Instruction:
Restate each line of the listing exactly, without carrying over any pictures.

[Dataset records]
· · ·

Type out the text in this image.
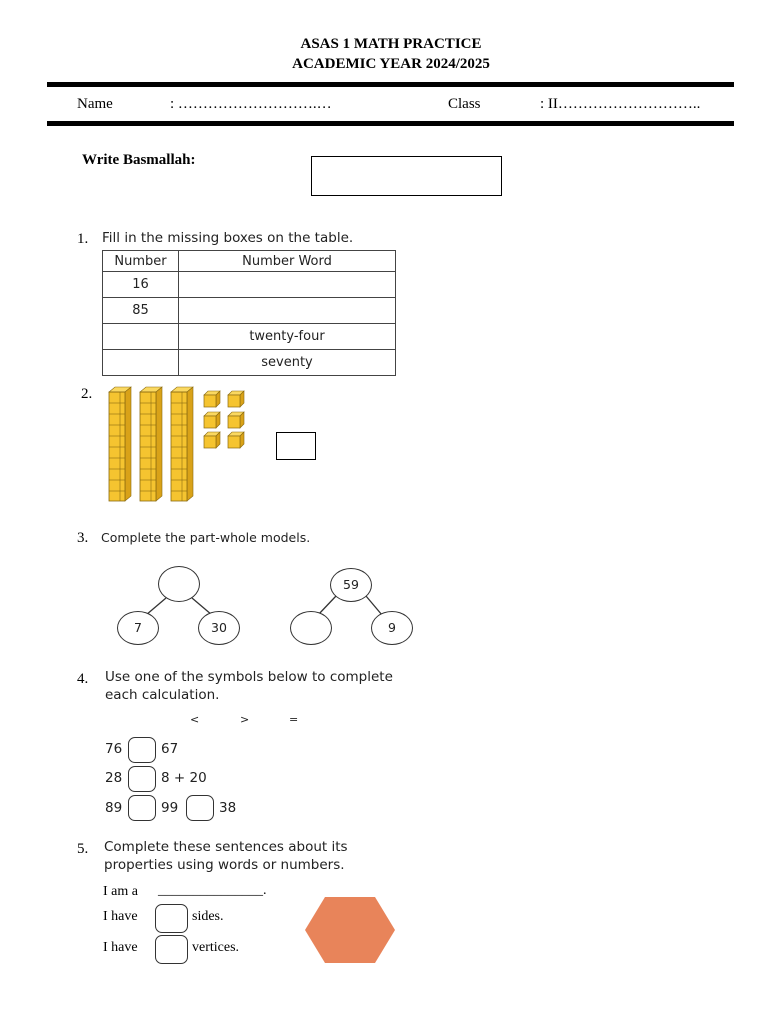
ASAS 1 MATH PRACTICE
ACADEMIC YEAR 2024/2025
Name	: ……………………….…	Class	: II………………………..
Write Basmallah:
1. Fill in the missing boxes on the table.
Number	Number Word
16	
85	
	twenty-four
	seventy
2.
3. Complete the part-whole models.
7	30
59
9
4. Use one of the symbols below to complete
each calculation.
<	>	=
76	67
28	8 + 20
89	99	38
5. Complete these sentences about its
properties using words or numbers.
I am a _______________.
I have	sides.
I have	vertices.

· · ·

The response:
Type out the text in this image.
ASAS 1 MATH PRACTICE
ACADEMIC YEAR 2024/2025
Name	: ……………………….…	Class	: II………………………..
Write Basmallah:
1. Fill in the missing boxes on the table.
Number	Number Word
16	
85	
	twenty-four
	seventy
2.
3. Complete the part-whole models.
7	30
59
9
4. Use one of the symbols below to complete
each calculation.
<	>	=
76	67
28	8 + 20
89	99	38
5. Complete these sentences about its
properties using words or numbers.
I am a _______________.
I have	sides.
I have	vertices.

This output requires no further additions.